## begin RECORDS TO USE
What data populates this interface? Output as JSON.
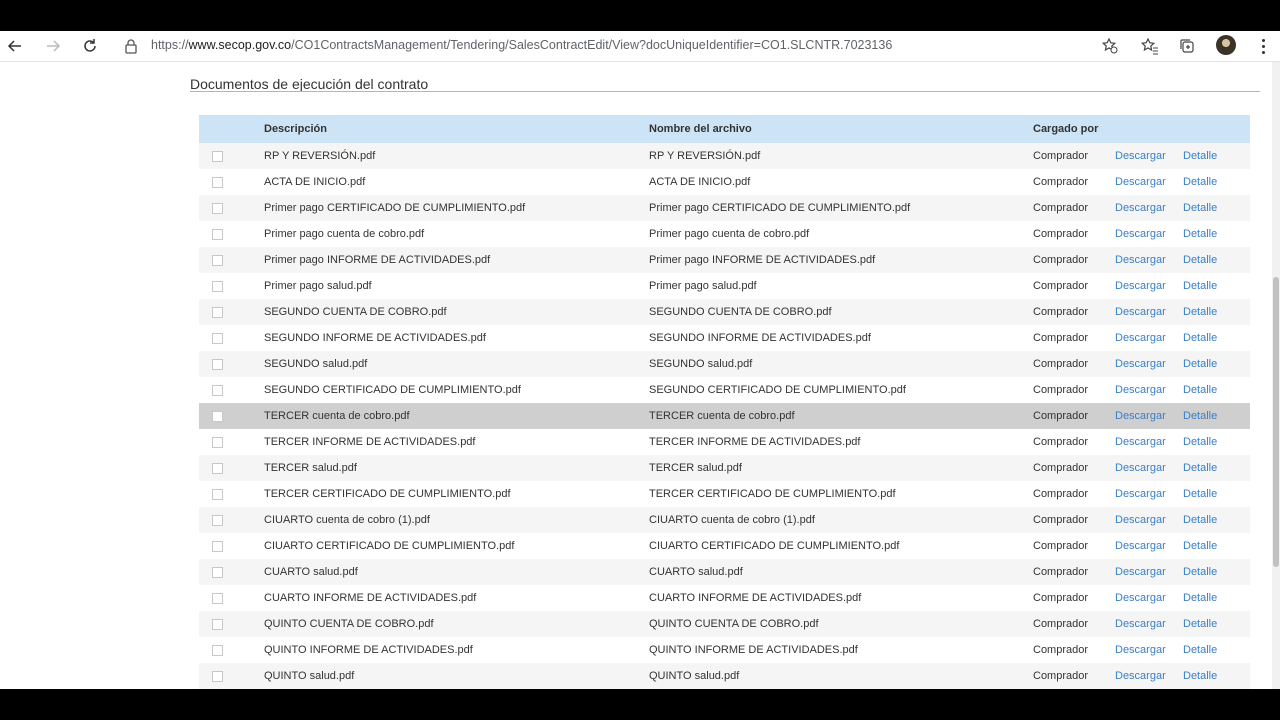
{
  "browser": {
    "url_prefix": "https://",
    "url_host": "www.secop.gov.co",
    "url_path": "/CO1ContractsManagement/Tendering/SalesContractEdit/View?docUniqueIdentifier=CO1.SLCNTR.7023136"
  },
  "section": {
    "title": "Documentos de ejecución del contrato"
  },
  "table": {
    "headers": {
      "description": "Descripción",
      "filename": "Nombre del archivo",
      "uploaded_by": "Cargado por"
    },
    "link_download": "Descargar",
    "link_detail": "Detalle",
    "rows": [
      {
        "description": "RP Y REVERSIÓN.pdf",
        "filename": "RP Y REVERSIÓN.pdf",
        "uploaded_by": "Comprador"
      },
      {
        "description": "ACTA DE INICIO.pdf",
        "filename": "ACTA DE INICIO.pdf",
        "uploaded_by": "Comprador"
      },
      {
        "description": "Primer pago CERTIFICADO DE CUMPLIMIENTO.pdf",
        "filename": "Primer pago CERTIFICADO DE CUMPLIMIENTO.pdf",
        "uploaded_by": "Comprador"
      },
      {
        "description": "Primer pago cuenta de cobro.pdf",
        "filename": "Primer pago cuenta de cobro.pdf",
        "uploaded_by": "Comprador"
      },
      {
        "description": "Primer pago INFORME DE ACTIVIDADES.pdf",
        "filename": "Primer pago INFORME DE ACTIVIDADES.pdf",
        "uploaded_by": "Comprador"
      },
      {
        "description": "Primer pago salud.pdf",
        "filename": "Primer pago salud.pdf",
        "uploaded_by": "Comprador"
      },
      {
        "description": "SEGUNDO CUENTA DE COBRO.pdf",
        "filename": "SEGUNDO CUENTA DE COBRO.pdf",
        "uploaded_by": "Comprador"
      },
      {
        "description": "SEGUNDO INFORME DE ACTIVIDADES.pdf",
        "filename": "SEGUNDO INFORME DE ACTIVIDADES.pdf",
        "uploaded_by": "Comprador"
      },
      {
        "description": "SEGUNDO salud.pdf",
        "filename": "SEGUNDO salud.pdf",
        "uploaded_by": "Comprador"
      },
      {
        "description": "SEGUNDO CERTIFICADO DE CUMPLIMIENTO.pdf",
        "filename": "SEGUNDO CERTIFICADO DE CUMPLIMIENTO.pdf",
        "uploaded_by": "Comprador"
      },
      {
        "description": "TERCER cuenta de cobro.pdf",
        "filename": "TERCER cuenta de cobro.pdf",
        "uploaded_by": "Comprador",
        "highlighted": true
      },
      {
        "description": "TERCER INFORME DE ACTIVIDADES.pdf",
        "filename": "TERCER INFORME DE ACTIVIDADES.pdf",
        "uploaded_by": "Comprador"
      },
      {
        "description": "TERCER salud.pdf",
        "filename": "TERCER salud.pdf",
        "uploaded_by": "Comprador"
      },
      {
        "description": "TERCER CERTIFICADO DE CUMPLIMIENTO.pdf",
        "filename": "TERCER CERTIFICADO DE CUMPLIMIENTO.pdf",
        "uploaded_by": "Comprador"
      },
      {
        "description": "CIUARTO cuenta de cobro (1).pdf",
        "filename": "CIUARTO cuenta de cobro (1).pdf",
        "uploaded_by": "Comprador"
      },
      {
        "description": "CIUARTO CERTIFICADO DE CUMPLIMIENTO.pdf",
        "filename": "CIUARTO CERTIFICADO DE CUMPLIMIENTO.pdf",
        "uploaded_by": "Comprador"
      },
      {
        "description": "CUARTO salud.pdf",
        "filename": "CUARTO salud.pdf",
        "uploaded_by": "Comprador"
      },
      {
        "description": "CUARTO INFORME DE ACTIVIDADES.pdf",
        "filename": "CUARTO INFORME DE ACTIVIDADES.pdf",
        "uploaded_by": "Comprador"
      },
      {
        "description": "QUINTO CUENTA DE COBRO.pdf",
        "filename": "QUINTO CUENTA DE COBRO.pdf",
        "uploaded_by": "Comprador"
      },
      {
        "description": "QUINTO INFORME DE ACTIVIDADES.pdf",
        "filename": "QUINTO INFORME DE ACTIVIDADES.pdf",
        "uploaded_by": "Comprador"
      },
      {
        "description": "QUINTO salud.pdf",
        "filename": "QUINTO salud.pdf",
        "uploaded_by": "Comprador"
      }
    ]
  },
  "colors": {
    "header_bg": "#cde3f6",
    "link": "#3a80c9",
    "highlight_row": "#cfcfcf"
  },
  "icons": [
    "back-arrow-icon",
    "forward-arrow-icon",
    "refresh-icon",
    "lock-icon",
    "favorite-add-icon",
    "favorites-icon",
    "collections-icon",
    "profile-avatar",
    "more-menu-icon"
  ]
}
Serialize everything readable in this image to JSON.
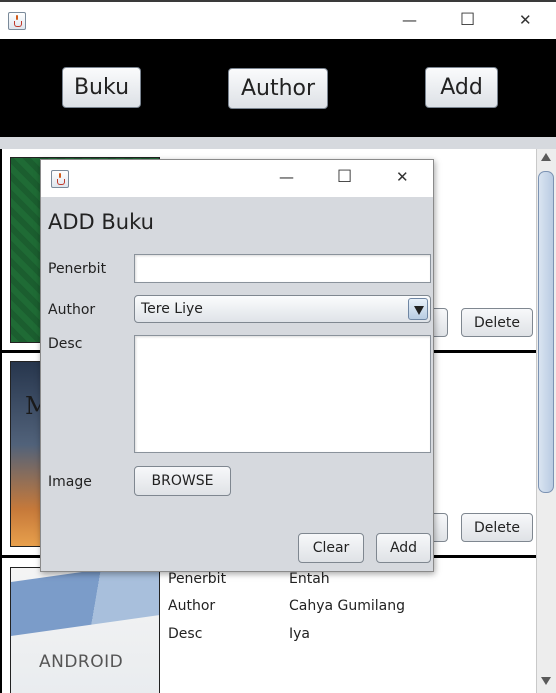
{
  "main_window": {
    "window_controls": {
      "minimize": "—",
      "maximize": "☐",
      "close": "✕"
    }
  },
  "nav": {
    "buku": "Buku",
    "author": "Author",
    "add": "Add"
  },
  "list": {
    "rows": [
      {
        "cover_icon": "book-cover-green",
        "edit_label": "",
        "delete_label": "Delete"
      },
      {
        "cover_icon": "book-cover-sunset",
        "cover_text": "M",
        "edit_label": "",
        "delete_label": "Delete"
      },
      {
        "cover_icon": "book-cover-android",
        "cover_text": "ANDROID",
        "penerbit_label": "Penerbit",
        "penerbit_value": "Entah",
        "author_label": "Author",
        "author_value": "Cahya Gumilang",
        "desc_label": "Desc",
        "desc_value": "Iya"
      }
    ]
  },
  "dialog": {
    "window_controls": {
      "minimize": "—",
      "maximize": "☐",
      "close": "✕"
    },
    "title": "ADD Buku",
    "penerbit_label": "Penerbit",
    "penerbit_value": "",
    "author_label": "Author",
    "author_selected": "Tere Liye",
    "desc_label": "Desc",
    "desc_value": "",
    "image_label": "Image",
    "browse_label": "BROWSE",
    "clear_label": "Clear",
    "add_label": "Add"
  },
  "colors": {
    "navbar": "#000000",
    "dialog_bg": "#d6d9de",
    "scroll_thumb": "#b9cbe2"
  }
}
## end RECORDS TO USE
• _YOUR TASK_: Without including any pictures, print all of the material exactly as given.

• _THE COMPLETED TASK_:
What data populates this interface? Output as JSON.
{
  "browser": {
    "url_prefix": "https://",
    "url_host": "www.secop.gov.co",
    "url_path": "/CO1ContractsManagement/Tendering/SalesContractEdit/View?docUniqueIdentifier=CO1.SLCNTR.7023136"
  },
  "section": {
    "title": "Documentos de ejecución del contrato"
  },
  "table": {
    "headers": {
      "description": "Descripción",
      "filename": "Nombre del archivo",
      "uploaded_by": "Cargado por"
    },
    "link_download": "Descargar",
    "link_detail": "Detalle",
    "rows": [
      {
        "description": "RP Y REVERSIÓN.pdf",
        "filename": "RP Y REVERSIÓN.pdf",
        "uploaded_by": "Comprador"
      },
      {
        "description": "ACTA DE INICIO.pdf",
        "filename": "ACTA DE INICIO.pdf",
        "uploaded_by": "Comprador"
      },
      {
        "description": "Primer pago CERTIFICADO DE CUMPLIMIENTO.pdf",
        "filename": "Primer pago CERTIFICADO DE CUMPLIMIENTO.pdf",
        "uploaded_by": "Comprador"
      },
      {
        "description": "Primer pago cuenta de cobro.pdf",
        "filename": "Primer pago cuenta de cobro.pdf",
        "uploaded_by": "Comprador"
      },
      {
        "description": "Primer pago INFORME DE ACTIVIDADES.pdf",
        "filename": "Primer pago INFORME DE ACTIVIDADES.pdf",
        "uploaded_by": "Comprador"
      },
      {
        "description": "Primer pago salud.pdf",
        "filename": "Primer pago salud.pdf",
        "uploaded_by": "Comprador"
      },
      {
        "description": "SEGUNDO CUENTA DE COBRO.pdf",
        "filename": "SEGUNDO CUENTA DE COBRO.pdf",
        "uploaded_by": "Comprador"
      },
      {
        "description": "SEGUNDO INFORME DE ACTIVIDADES.pdf",
        "filename": "SEGUNDO INFORME DE ACTIVIDADES.pdf",
        "uploaded_by": "Comprador"
      },
      {
        "description": "SEGUNDO salud.pdf",
        "filename": "SEGUNDO salud.pdf",
        "uploaded_by": "Comprador"
      },
      {
        "description": "SEGUNDO CERTIFICADO DE CUMPLIMIENTO.pdf",
        "filename": "SEGUNDO CERTIFICADO DE CUMPLIMIENTO.pdf",
        "uploaded_by": "Comprador"
      },
      {
        "description": "TERCER cuenta de cobro.pdf",
        "filename": "TERCER cuenta de cobro.pdf",
        "uploaded_by": "Comprador",
        "highlighted": true
      },
      {
        "description": "TERCER INFORME DE ACTIVIDADES.pdf",
        "filename": "TERCER INFORME DE ACTIVIDADES.pdf",
        "uploaded_by": "Comprador"
      },
      {
        "description": "TERCER salud.pdf",
        "filename": "TERCER salud.pdf",
        "uploaded_by": "Comprador"
      },
      {
        "description": "TERCER CERTIFICADO DE CUMPLIMIENTO.pdf",
        "filename": "TERCER CERTIFICADO DE CUMPLIMIENTO.pdf",
        "uploaded_by": "Comprador"
      },
      {
        "description": "CIUARTO cuenta de cobro (1).pdf",
        "filename": "CIUARTO cuenta de cobro (1).pdf",
        "uploaded_by": "Comprador"
      },
      {
        "description": "CIUARTO CERTIFICADO DE CUMPLIMIENTO.pdf",
        "filename": "CIUARTO CERTIFICADO DE CUMPLIMIENTO.pdf",
        "uploaded_by": "Comprador"
      },
      {
        "description": "CUARTO salud.pdf",
        "filename": "CUARTO salud.pdf",
        "uploaded_by": "Comprador"
      },
      {
        "description": "CUARTO INFORME DE ACTIVIDADES.pdf",
        "filename": "CUARTO INFORME DE ACTIVIDADES.pdf",
        "uploaded_by": "Comprador"
      },
      {
        "description": "QUINTO CUENTA DE COBRO.pdf",
        "filename": "QUINTO CUENTA DE COBRO.pdf",
        "uploaded_by": "Comprador"
      },
      {
        "description": "QUINTO INFORME DE ACTIVIDADES.pdf",
        "filename": "QUINTO INFORME DE ACTIVIDADES.pdf",
        "uploaded_by": "Comprador"
      },
      {
        "description": "QUINTO salud.pdf",
        "filename": "QUINTO salud.pdf",
        "uploaded_by": "Comprador"
      }
    ]
  },
  "colors": {
    "header_bg": "#cde3f6",
    "link": "#3a80c9",
    "highlight_row": "#cfcfcf"
  },
  "icons": [
    "back-arrow-icon",
    "forward-arrow-icon",
    "refresh-icon",
    "lock-icon",
    "favorite-add-icon",
    "favorites-icon",
    "collections-icon",
    "profile-avatar",
    "more-menu-icon"
  ]
}
Serialize everything readable in this image to JSON.
{
  "main_window": {
    "window_controls": {
      "minimize": "—",
      "maximize": "☐",
      "close": "✕"
    }
  },
  "nav": {
    "buku": "Buku",
    "author": "Author",
    "add": "Add"
  },
  "list": {
    "rows": [
      {
        "cover_icon": "book-cover-green",
        "edit_label": "",
        "delete_label": "Delete"
      },
      {
        "cover_icon": "book-cover-sunset",
        "cover_text": "M",
        "edit_label": "",
        "delete_label": "Delete"
      },
      {
        "cover_icon": "book-cover-android",
        "cover_text": "ANDROID",
        "penerbit_label": "Penerbit",
        "penerbit_value": "Entah",
        "author_label": "Author",
        "author_value": "Cahya Gumilang",
        "desc_label": "Desc",
        "desc_value": "Iya"
      }
    ]
  },
  "dialog": {
    "window_controls": {
      "minimize": "—",
      "maximize": "☐",
      "close": "✕"
    },
    "title": "ADD Buku",
    "penerbit_label": "Penerbit",
    "penerbit_value": "",
    "author_label": "Author",
    "author_selected": "Tere Liye",
    "desc_label": "Desc",
    "desc_value": "",
    "image_label": "Image",
    "browse_label": "BROWSE",
    "clear_label": "Clear",
    "add_label": "Add"
  },
  "colors": {
    "navbar": "#000000",
    "dialog_bg": "#d6d9de",
    "scroll_thumb": "#b9cbe2"
  }
}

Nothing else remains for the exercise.